Prompt. All of the material should be reproduced exactly, with pictures left out.

======== Extracted material

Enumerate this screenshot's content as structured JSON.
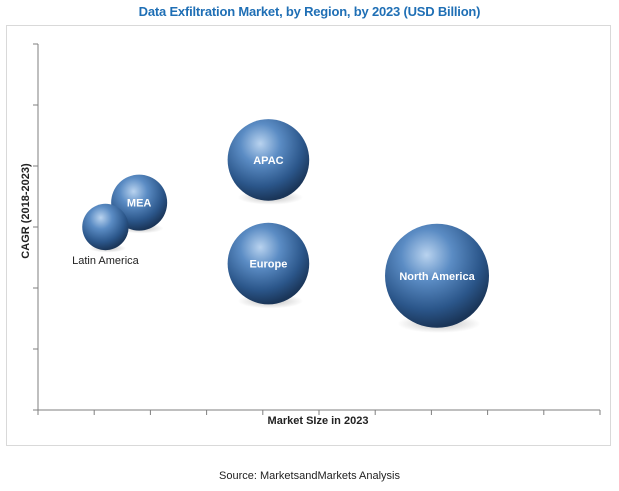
{
  "chart_data": {
    "type": "bubble",
    "title": "Data Exfiltration Market, by Region, by 2023 (USD Billion)",
    "xlabel": "Market SIze in 2023",
    "ylabel": "CAGR (2018-2023)",
    "grid": false,
    "x_ticks_count": 10,
    "y_ticks_count": 6,
    "xlim": [
      0,
      10
    ],
    "ylim": [
      0,
      6
    ],
    "points": [
      {
        "label": "APAC",
        "x": 4.1,
        "y": 4.1,
        "size": 1.15,
        "label_position": "center"
      },
      {
        "label": "MEA",
        "x": 1.8,
        "y": 3.4,
        "size": 0.75,
        "label_position": "center"
      },
      {
        "label": "Latin America",
        "x": 1.2,
        "y": 3.0,
        "size": 0.6,
        "label_position": "below"
      },
      {
        "label": "Europe",
        "x": 4.1,
        "y": 2.4,
        "size": 1.15,
        "label_position": "center"
      },
      {
        "label": "North America",
        "x": 7.1,
        "y": 2.2,
        "size": 1.5,
        "label_position": "center"
      }
    ],
    "bubble_color": "#2f5f96"
  },
  "source": "Source: MarketsandMarkets Analysis"
}
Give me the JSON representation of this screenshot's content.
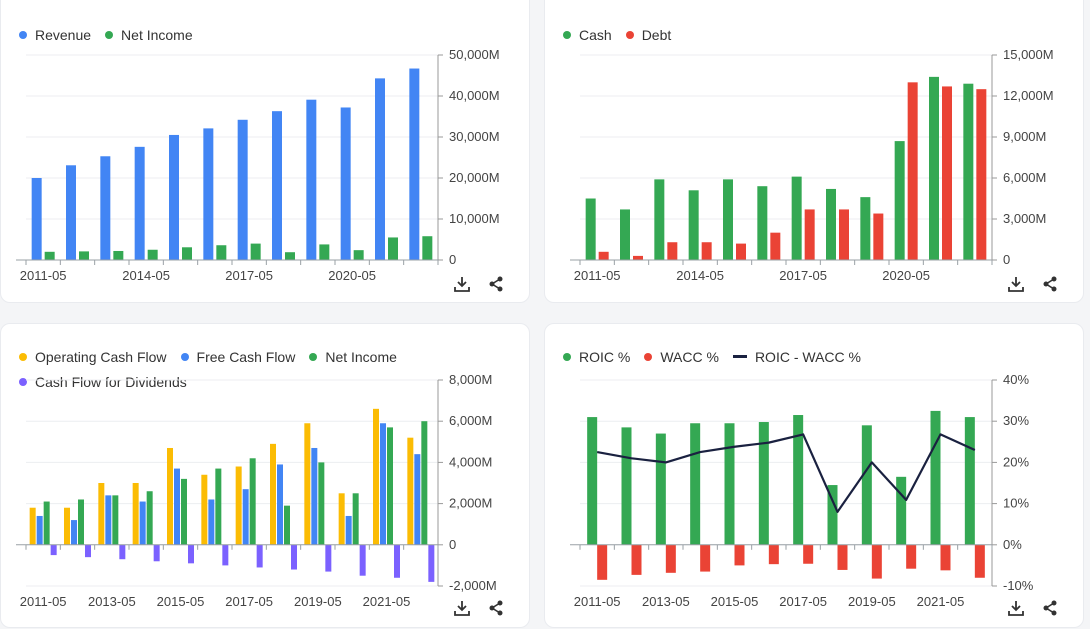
{
  "icons": {
    "download": "download-icon",
    "share": "share-icon"
  },
  "chart_data": [
    {
      "type": "bar",
      "title": "",
      "legend_position": "top-left",
      "grid": true,
      "x_tick_labels": [
        "2011-05",
        "2014-05",
        "2017-05",
        "2020-05"
      ],
      "x_tick_indices": [
        0,
        3,
        6,
        9
      ],
      "categories": [
        "2011-05",
        "2012-05",
        "2013-05",
        "2014-05",
        "2015-05",
        "2016-05",
        "2017-05",
        "2018-05",
        "2019-05",
        "2020-05",
        "2021-05",
        "2022-05"
      ],
      "y_tick_labels": [
        "50,000M",
        "40,000M",
        "30,000M",
        "20,000M",
        "10,000M",
        "0"
      ],
      "ylim": [
        0,
        50000
      ],
      "series": [
        {
          "name": "Revenue",
          "color": "#4285f4",
          "values": [
            20000,
            23100,
            25300,
            27600,
            30500,
            32100,
            34200,
            36300,
            39100,
            37200,
            44300,
            46700
          ]
        },
        {
          "name": "Net Income",
          "color": "#34a853",
          "values": [
            2000,
            2100,
            2200,
            2500,
            3100,
            3600,
            4000,
            1900,
            3800,
            2400,
            5500,
            5800
          ]
        }
      ]
    },
    {
      "type": "bar",
      "title": "",
      "legend_position": "top-left",
      "grid": true,
      "x_tick_labels": [
        "2011-05",
        "2014-05",
        "2017-05",
        "2020-05"
      ],
      "x_tick_indices": [
        0,
        3,
        6,
        9
      ],
      "categories": [
        "2011-05",
        "2012-05",
        "2013-05",
        "2014-05",
        "2015-05",
        "2016-05",
        "2017-05",
        "2018-05",
        "2019-05",
        "2020-05",
        "2021-05",
        "2022-05"
      ],
      "y_tick_labels": [
        "15,000M",
        "12,000M",
        "9,000M",
        "6,000M",
        "3,000M",
        "0"
      ],
      "ylim": [
        0,
        15000
      ],
      "series": [
        {
          "name": "Cash",
          "color": "#34a853",
          "values": [
            4500,
            3700,
            5900,
            5100,
            5900,
            5400,
            6100,
            5200,
            4600,
            8700,
            13400,
            12900
          ]
        },
        {
          "name": "Debt",
          "color": "#ea4335",
          "values": [
            600,
            300,
            1300,
            1300,
            1200,
            2000,
            3700,
            3700,
            3400,
            13000,
            12700,
            12500
          ]
        }
      ]
    },
    {
      "type": "bar",
      "title": "",
      "legend_position": "top-left",
      "grid": true,
      "x_tick_labels": [
        "2011-05",
        "2013-05",
        "2015-05",
        "2017-05",
        "2019-05",
        "2021-05"
      ],
      "x_tick_indices": [
        0,
        2,
        4,
        6,
        8,
        10
      ],
      "categories": [
        "2011-05",
        "2012-05",
        "2013-05",
        "2014-05",
        "2015-05",
        "2016-05",
        "2017-05",
        "2018-05",
        "2019-05",
        "2020-05",
        "2021-05",
        "2022-05"
      ],
      "y_tick_labels": [
        "8,000M",
        "6,000M",
        "4,000M",
        "2,000M",
        "0",
        "-2,000M"
      ],
      "ylim": [
        -2000,
        8000
      ],
      "series": [
        {
          "name": "Operating Cash Flow",
          "color": "#fbbc04",
          "values": [
            1800,
            1800,
            3000,
            3000,
            4700,
            3400,
            3800,
            4900,
            5900,
            2500,
            6600,
            5200
          ]
        },
        {
          "name": "Free Cash Flow",
          "color": "#4285f4",
          "values": [
            1400,
            1200,
            2400,
            2100,
            3700,
            2200,
            2700,
            3900,
            4700,
            1400,
            5900,
            4400
          ]
        },
        {
          "name": "Net Income",
          "color": "#34a853",
          "values": [
            2100,
            2200,
            2400,
            2600,
            3200,
            3700,
            4200,
            1900,
            4000,
            2500,
            5700,
            6000
          ]
        },
        {
          "name": "Cash Flow for Dividends",
          "color": "#7b61ff",
          "values": [
            -500,
            -600,
            -700,
            -800,
            -900,
            -1000,
            -1100,
            -1200,
            -1300,
            -1500,
            -1600,
            -1800
          ]
        }
      ]
    },
    {
      "type": "bar",
      "title": "",
      "legend_position": "top-left",
      "grid": true,
      "x_tick_labels": [
        "2011-05",
        "2013-05",
        "2015-05",
        "2017-05",
        "2019-05",
        "2021-05"
      ],
      "x_tick_indices": [
        0,
        2,
        4,
        6,
        8,
        10
      ],
      "categories": [
        "2011-05",
        "2012-05",
        "2013-05",
        "2014-05",
        "2015-05",
        "2016-05",
        "2017-05",
        "2018-05",
        "2019-05",
        "2020-05",
        "2021-05",
        "2022-05"
      ],
      "y_tick_labels": [
        "40%",
        "30%",
        "20%",
        "10%",
        "0%",
        "-10%"
      ],
      "ylim": [
        -10,
        40
      ],
      "series": [
        {
          "name": "ROIC %",
          "color": "#34a853",
          "values": [
            31,
            28.5,
            27,
            29.5,
            29.5,
            29.8,
            31.5,
            14.5,
            29,
            16.5,
            32.5,
            31
          ]
        },
        {
          "name": "WACC %",
          "color": "#ea4335",
          "values": [
            -8.5,
            -7.3,
            -6.8,
            -6.5,
            -5,
            -4.7,
            -4.6,
            -6.1,
            -8.2,
            -5.8,
            -6.2,
            -8
          ]
        },
        {
          "name": "ROIC - WACC %",
          "color": "#1a2140",
          "line": true,
          "values": [
            22.5,
            21,
            20,
            22.5,
            23.8,
            24.8,
            26.8,
            8,
            20,
            10.9,
            26.8,
            23
          ]
        }
      ]
    }
  ]
}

================

Right answer.
Enumerate this screenshot's content as structured JSON.
{
  "chart_data": {
    "type": "bubble",
    "title": "Data Exfiltration Market, by Region, by 2023 (USD Billion)",
    "xlabel": "Market SIze in 2023",
    "ylabel": "CAGR (2018-2023)",
    "grid": false,
    "x_ticks_count": 10,
    "y_ticks_count": 6,
    "xlim": [
      0,
      10
    ],
    "ylim": [
      0,
      6
    ],
    "points": [
      {
        "label": "APAC",
        "x": 4.1,
        "y": 4.1,
        "size": 1.15,
        "label_position": "center"
      },
      {
        "label": "MEA",
        "x": 1.8,
        "y": 3.4,
        "size": 0.75,
        "label_position": "center"
      },
      {
        "label": "Latin America",
        "x": 1.2,
        "y": 3.0,
        "size": 0.6,
        "label_position": "below"
      },
      {
        "label": "Europe",
        "x": 4.1,
        "y": 2.4,
        "size": 1.15,
        "label_position": "center"
      },
      {
        "label": "North America",
        "x": 7.1,
        "y": 2.2,
        "size": 1.5,
        "label_position": "center"
      }
    ],
    "bubble_color": "#2f5f96"
  },
  "source": "Source: MarketsandMarkets Analysis"
}
Give me the JSON representation of this screenshot's content.
{
  "icons": {
    "download": "download-icon",
    "share": "share-icon"
  },
  "chart_data": [
    {
      "type": "bar",
      "title": "",
      "legend_position": "top-left",
      "grid": true,
      "x_tick_labels": [
        "2011-05",
        "2014-05",
        "2017-05",
        "2020-05"
      ],
      "x_tick_indices": [
        0,
        3,
        6,
        9
      ],
      "categories": [
        "2011-05",
        "2012-05",
        "2013-05",
        "2014-05",
        "2015-05",
        "2016-05",
        "2017-05",
        "2018-05",
        "2019-05",
        "2020-05",
        "2021-05",
        "2022-05"
      ],
      "y_tick_labels": [
        "50,000M",
        "40,000M",
        "30,000M",
        "20,000M",
        "10,000M",
        "0"
      ],
      "ylim": [
        0,
        50000
      ],
      "series": [
        {
          "name": "Revenue",
          "color": "#4285f4",
          "values": [
            20000,
            23100,
            25300,
            27600,
            30500,
            32100,
            34200,
            36300,
            39100,
            37200,
            44300,
            46700
          ]
        },
        {
          "name": "Net Income",
          "color": "#34a853",
          "values": [
            2000,
            2100,
            2200,
            2500,
            3100,
            3600,
            4000,
            1900,
            3800,
            2400,
            5500,
            5800
          ]
        }
      ]
    },
    {
      "type": "bar",
      "title": "",
      "legend_position": "top-left",
      "grid": true,
      "x_tick_labels": [
        "2011-05",
        "2014-05",
        "2017-05",
        "2020-05"
      ],
      "x_tick_indices": [
        0,
        3,
        6,
        9
      ],
      "categories": [
        "2011-05",
        "2012-05",
        "2013-05",
        "2014-05",
        "2015-05",
        "2016-05",
        "2017-05",
        "2018-05",
        "2019-05",
        "2020-05",
        "2021-05",
        "2022-05"
      ],
      "y_tick_labels": [
        "15,000M",
        "12,000M",
        "9,000M",
        "6,000M",
        "3,000M",
        "0"
      ],
      "ylim": [
        0,
        15000
      ],
      "series": [
        {
          "name": "Cash",
          "color": "#34a853",
          "values": [
            4500,
            3700,
            5900,
            5100,
            5900,
            5400,
            6100,
            5200,
            4600,
            8700,
            13400,
            12900
          ]
        },
        {
          "name": "Debt",
          "color": "#ea4335",
          "values": [
            600,
            300,
            1300,
            1300,
            1200,
            2000,
            3700,
            3700,
            3400,
            13000,
            12700,
            12500
          ]
        }
      ]
    },
    {
      "type": "bar",
      "title": "",
      "legend_position": "top-left",
      "grid": true,
      "x_tick_labels": [
        "2011-05",
        "2013-05",
        "2015-05",
        "2017-05",
        "2019-05",
        "2021-05"
      ],
      "x_tick_indices": [
        0,
        2,
        4,
        6,
        8,
        10
      ],
      "categories": [
        "2011-05",
        "2012-05",
        "2013-05",
        "2014-05",
        "2015-05",
        "2016-05",
        "2017-05",
        "2018-05",
        "2019-05",
        "2020-05",
        "2021-05",
        "2022-05"
      ],
      "y_tick_labels": [
        "8,000M",
        "6,000M",
        "4,000M",
        "2,000M",
        "0",
        "-2,000M"
      ],
      "ylim": [
        -2000,
        8000
      ],
      "series": [
        {
          "name": "Operating Cash Flow",
          "color": "#fbbc04",
          "values": [
            1800,
            1800,
            3000,
            3000,
            4700,
            3400,
            3800,
            4900,
            5900,
            2500,
            6600,
            5200
          ]
        },
        {
          "name": "Free Cash Flow",
          "color": "#4285f4",
          "values": [
            1400,
            1200,
            2400,
            2100,
            3700,
            2200,
            2700,
            3900,
            4700,
            1400,
            5900,
            4400
          ]
        },
        {
          "name": "Net Income",
          "color": "#34a853",
          "values": [
            2100,
            2200,
            2400,
            2600,
            3200,
            3700,
            4200,
            1900,
            4000,
            2500,
            5700,
            6000
          ]
        },
        {
          "name": "Cash Flow for Dividends",
          "color": "#7b61ff",
          "values": [
            -500,
            -600,
            -700,
            -800,
            -900,
            -1000,
            -1100,
            -1200,
            -1300,
            -1500,
            -1600,
            -1800
          ]
        }
      ]
    },
    {
      "type": "bar",
      "title": "",
      "legend_position": "top-left",
      "grid": true,
      "x_tick_labels": [
        "2011-05",
        "2013-05",
        "2015-05",
        "2017-05",
        "2019-05",
        "2021-05"
      ],
      "x_tick_indices": [
        0,
        2,
        4,
        6,
        8,
        10
      ],
      "categories": [
        "2011-05",
        "2012-05",
        "2013-05",
        "2014-05",
        "2015-05",
        "2016-05",
        "2017-05",
        "2018-05",
        "2019-05",
        "2020-05",
        "2021-05",
        "2022-05"
      ],
      "y_tick_labels": [
        "40%",
        "30%",
        "20%",
        "10%",
        "0%",
        "-10%"
      ],
      "ylim": [
        -10,
        40
      ],
      "series": [
        {
          "name": "ROIC %",
          "color": "#34a853",
          "values": [
            31,
            28.5,
            27,
            29.5,
            29.5,
            29.8,
            31.5,
            14.5,
            29,
            16.5,
            32.5,
            31
          ]
        },
        {
          "name": "WACC %",
          "color": "#ea4335",
          "values": [
            -8.5,
            -7.3,
            -6.8,
            -6.5,
            -5,
            -4.7,
            -4.6,
            -6.1,
            -8.2,
            -5.8,
            -6.2,
            -8
          ]
        },
        {
          "name": "ROIC - WACC %",
          "color": "#1a2140",
          "line": true,
          "values": [
            22.5,
            21,
            20,
            22.5,
            23.8,
            24.8,
            26.8,
            8,
            20,
            10.9,
            26.8,
            23
          ]
        }
      ]
    }
  ]
}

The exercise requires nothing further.